* _DATA ENTRIES_:
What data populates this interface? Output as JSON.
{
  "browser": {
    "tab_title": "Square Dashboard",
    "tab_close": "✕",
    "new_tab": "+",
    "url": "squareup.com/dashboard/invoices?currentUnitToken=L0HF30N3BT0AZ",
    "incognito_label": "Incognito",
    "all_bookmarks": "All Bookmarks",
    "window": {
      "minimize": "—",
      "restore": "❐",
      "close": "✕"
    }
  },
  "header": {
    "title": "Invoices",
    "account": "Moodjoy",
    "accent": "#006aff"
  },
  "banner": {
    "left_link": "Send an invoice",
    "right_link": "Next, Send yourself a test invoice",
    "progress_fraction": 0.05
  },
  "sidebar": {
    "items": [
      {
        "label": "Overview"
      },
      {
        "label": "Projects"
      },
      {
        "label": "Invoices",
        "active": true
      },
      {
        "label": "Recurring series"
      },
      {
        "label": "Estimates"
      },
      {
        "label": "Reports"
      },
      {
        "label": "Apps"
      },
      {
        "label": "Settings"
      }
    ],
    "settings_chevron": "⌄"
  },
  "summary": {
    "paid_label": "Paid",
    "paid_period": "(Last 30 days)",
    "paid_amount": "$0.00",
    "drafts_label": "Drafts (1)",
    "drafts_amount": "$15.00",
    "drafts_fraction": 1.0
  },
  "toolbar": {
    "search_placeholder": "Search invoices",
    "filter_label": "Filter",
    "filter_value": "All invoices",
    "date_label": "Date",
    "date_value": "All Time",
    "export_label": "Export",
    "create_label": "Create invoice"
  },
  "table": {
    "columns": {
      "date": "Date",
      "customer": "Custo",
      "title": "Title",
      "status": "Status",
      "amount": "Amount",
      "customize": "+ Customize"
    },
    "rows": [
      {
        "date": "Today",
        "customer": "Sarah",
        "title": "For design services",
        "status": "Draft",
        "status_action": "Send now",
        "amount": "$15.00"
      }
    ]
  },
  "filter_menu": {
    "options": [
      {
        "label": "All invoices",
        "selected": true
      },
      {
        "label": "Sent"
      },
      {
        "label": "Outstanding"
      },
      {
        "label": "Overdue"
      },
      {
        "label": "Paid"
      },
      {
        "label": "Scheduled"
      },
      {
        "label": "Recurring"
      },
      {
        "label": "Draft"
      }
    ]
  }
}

* _THE PROBLEM_: Retype every entry above, word for word.

* _WRITTEN ANSWER_:
What data populates this interface? Output as JSON.
{
  "browser": {
    "tab_title": "Square Dashboard",
    "tab_close": "✕",
    "new_tab": "+",
    "url": "squareup.com/dashboard/invoices?currentUnitToken=L0HF30N3BT0AZ",
    "incognito_label": "Incognito",
    "all_bookmarks": "All Bookmarks",
    "window": {
      "minimize": "—",
      "restore": "❐",
      "close": "✕"
    }
  },
  "header": {
    "title": "Invoices",
    "account": "Moodjoy",
    "accent": "#006aff"
  },
  "banner": {
    "left_link": "Send an invoice",
    "right_link": "Next, Send yourself a test invoice",
    "progress_fraction": 0.05
  },
  "sidebar": {
    "items": [
      {
        "label": "Overview"
      },
      {
        "label": "Projects"
      },
      {
        "label": "Invoices",
        "active": true
      },
      {
        "label": "Recurring series"
      },
      {
        "label": "Estimates"
      },
      {
        "label": "Reports"
      },
      {
        "label": "Apps"
      },
      {
        "label": "Settings"
      }
    ],
    "settings_chevron": "⌄"
  },
  "summary": {
    "paid_label": "Paid",
    "paid_period": "(Last 30 days)",
    "paid_amount": "$0.00",
    "drafts_label": "Drafts (1)",
    "drafts_amount": "$15.00",
    "drafts_fraction": 1.0
  },
  "toolbar": {
    "search_placeholder": "Search invoices",
    "filter_label": "Filter",
    "filter_value": "All invoices",
    "date_label": "Date",
    "date_value": "All Time",
    "export_label": "Export",
    "create_label": "Create invoice"
  },
  "table": {
    "columns": {
      "date": "Date",
      "customer": "Custo",
      "title": "Title",
      "status": "Status",
      "amount": "Amount",
      "customize": "+ Customize"
    },
    "rows": [
      {
        "date": "Today",
        "customer": "Sarah",
        "title": "For design services",
        "status": "Draft",
        "status_action": "Send now",
        "amount": "$15.00"
      }
    ]
  },
  "filter_menu": {
    "options": [
      {
        "label": "All invoices",
        "selected": true
      },
      {
        "label": "Sent"
      },
      {
        "label": "Outstanding"
      },
      {
        "label": "Overdue"
      },
      {
        "label": "Paid"
      },
      {
        "label": "Scheduled"
      },
      {
        "label": "Recurring"
      },
      {
        "label": "Draft"
      }
    ]
  }
}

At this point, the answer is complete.